== Written exercise ==
Copy each line below without leaving any out.
+++ Records provided
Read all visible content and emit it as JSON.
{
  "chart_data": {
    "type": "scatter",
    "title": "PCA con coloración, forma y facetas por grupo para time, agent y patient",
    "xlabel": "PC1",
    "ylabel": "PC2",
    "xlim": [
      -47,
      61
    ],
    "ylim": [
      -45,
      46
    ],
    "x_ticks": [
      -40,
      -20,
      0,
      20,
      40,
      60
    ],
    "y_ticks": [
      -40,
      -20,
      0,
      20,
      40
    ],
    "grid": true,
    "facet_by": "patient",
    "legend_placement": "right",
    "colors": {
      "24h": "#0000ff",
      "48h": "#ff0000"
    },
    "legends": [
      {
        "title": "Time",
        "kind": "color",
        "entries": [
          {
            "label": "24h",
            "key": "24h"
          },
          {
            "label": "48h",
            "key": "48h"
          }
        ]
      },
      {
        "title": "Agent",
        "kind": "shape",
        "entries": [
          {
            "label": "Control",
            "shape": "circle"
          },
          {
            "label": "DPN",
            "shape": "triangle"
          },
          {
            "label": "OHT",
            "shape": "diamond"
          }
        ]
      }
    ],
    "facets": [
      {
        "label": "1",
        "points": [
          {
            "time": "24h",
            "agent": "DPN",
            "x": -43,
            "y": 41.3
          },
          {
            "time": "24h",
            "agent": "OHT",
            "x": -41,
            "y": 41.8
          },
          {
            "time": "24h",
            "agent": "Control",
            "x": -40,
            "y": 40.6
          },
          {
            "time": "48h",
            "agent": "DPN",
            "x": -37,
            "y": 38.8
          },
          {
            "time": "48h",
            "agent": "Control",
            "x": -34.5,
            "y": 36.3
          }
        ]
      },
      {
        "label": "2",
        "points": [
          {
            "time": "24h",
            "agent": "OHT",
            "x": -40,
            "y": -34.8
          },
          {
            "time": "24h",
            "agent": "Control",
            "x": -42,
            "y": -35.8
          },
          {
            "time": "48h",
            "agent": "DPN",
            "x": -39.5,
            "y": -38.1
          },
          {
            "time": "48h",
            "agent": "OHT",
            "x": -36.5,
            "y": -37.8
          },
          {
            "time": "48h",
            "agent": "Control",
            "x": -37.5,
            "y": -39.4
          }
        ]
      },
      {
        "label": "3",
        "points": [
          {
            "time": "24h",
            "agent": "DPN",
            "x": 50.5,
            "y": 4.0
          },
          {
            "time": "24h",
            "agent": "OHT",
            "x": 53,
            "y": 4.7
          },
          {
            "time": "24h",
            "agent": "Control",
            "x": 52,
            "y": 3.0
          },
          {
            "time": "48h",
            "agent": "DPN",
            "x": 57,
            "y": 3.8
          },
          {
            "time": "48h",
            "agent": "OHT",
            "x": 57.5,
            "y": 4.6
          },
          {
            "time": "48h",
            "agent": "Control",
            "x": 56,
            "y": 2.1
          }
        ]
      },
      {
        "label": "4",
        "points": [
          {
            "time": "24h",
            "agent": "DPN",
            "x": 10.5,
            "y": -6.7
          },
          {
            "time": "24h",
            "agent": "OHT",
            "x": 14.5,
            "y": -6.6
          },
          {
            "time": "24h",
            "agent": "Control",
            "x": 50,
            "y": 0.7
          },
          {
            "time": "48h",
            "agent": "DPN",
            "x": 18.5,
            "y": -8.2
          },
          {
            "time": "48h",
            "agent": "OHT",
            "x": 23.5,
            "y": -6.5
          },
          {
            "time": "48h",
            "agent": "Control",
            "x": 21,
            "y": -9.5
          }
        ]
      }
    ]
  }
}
++++++
== Final result ==
Read all visible content and emit it as JSON.
{
  "chart_data": {
    "type": "scatter",
    "title": "PCA con coloración, forma y facetas por grupo para time, agent y patient",
    "xlabel": "PC1",
    "ylabel": "PC2",
    "xlim": [
      -47,
      61
    ],
    "ylim": [
      -45,
      46
    ],
    "x_ticks": [
      -40,
      -20,
      0,
      20,
      40,
      60
    ],
    "y_ticks": [
      -40,
      -20,
      0,
      20,
      40
    ],
    "grid": true,
    "facet_by": "patient",
    "legend_placement": "right",
    "colors": {
      "24h": "#0000ff",
      "48h": "#ff0000"
    },
    "legends": [
      {
        "title": "Time",
        "kind": "color",
        "entries": [
          {
            "label": "24h",
            "key": "24h"
          },
          {
            "label": "48h",
            "key": "48h"
          }
        ]
      },
      {
        "title": "Agent",
        "kind": "shape",
        "entries": [
          {
            "label": "Control",
            "shape": "circle"
          },
          {
            "label": "DPN",
            "shape": "triangle"
          },
          {
            "label": "OHT",
            "shape": "diamond"
          }
        ]
      }
    ],
    "facets": [
      {
        "label": "1",
        "points": [
          {
            "time": "24h",
            "agent": "DPN",
            "x": -43,
            "y": 41.3
          },
          {
            "time": "24h",
            "agent": "OHT",
            "x": -41,
            "y": 41.8
          },
          {
            "time": "24h",
            "agent": "Control",
            "x": -40,
            "y": 40.6
          },
          {
            "time": "48h",
            "agent": "DPN",
            "x": -37,
            "y": 38.8
          },
          {
            "time": "48h",
            "agent": "Control",
            "x": -34.5,
            "y": 36.3
          }
        ]
      },
      {
        "label": "2",
        "points": [
          {
            "time": "24h",
            "agent": "OHT",
            "x": -40,
            "y": -34.8
          },
          {
            "time": "24h",
            "agent": "Control",
            "x": -42,
            "y": -35.8
          },
          {
            "time": "48h",
            "agent": "DPN",
            "x": -39.5,
            "y": -38.1
          },
          {
            "time": "48h",
            "agent": "OHT",
            "x": -36.5,
            "y": -37.8
          },
          {
            "time": "48h",
            "agent": "Control",
            "x": -37.5,
            "y": -39.4
          }
        ]
      },
      {
        "label": "3",
        "points": [
          {
            "time": "24h",
            "agent": "DPN",
            "x": 50.5,
            "y": 4.0
          },
          {
            "time": "24h",
            "agent": "OHT",
            "x": 53,
            "y": 4.7
          },
          {
            "time": "24h",
            "agent": "Control",
            "x": 52,
            "y": 3.0
          },
          {
            "time": "48h",
            "agent": "DPN",
            "x": 57,
            "y": 3.8
          },
          {
            "time": "48h",
            "agent": "OHT",
            "x": 57.5,
            "y": 4.6
          },
          {
            "time": "48h",
            "agent": "Control",
            "x": 56,
            "y": 2.1
          }
        ]
      },
      {
        "label": "4",
        "points": [
          {
            "time": "24h",
            "agent": "DPN",
            "x": 10.5,
            "y": -6.7
          },
          {
            "time": "24h",
            "agent": "OHT",
            "x": 14.5,
            "y": -6.6
          },
          {
            "time": "24h",
            "agent": "Control",
            "x": 50,
            "y": 0.7
          },
          {
            "time": "48h",
            "agent": "DPN",
            "x": 18.5,
            "y": -8.2
          },
          {
            "time": "48h",
            "agent": "OHT",
            "x": 23.5,
            "y": -6.5
          },
          {
            "time": "48h",
            "agent": "Control",
            "x": 21,
            "y": -9.5
          }
        ]
      }
    ]
  }
}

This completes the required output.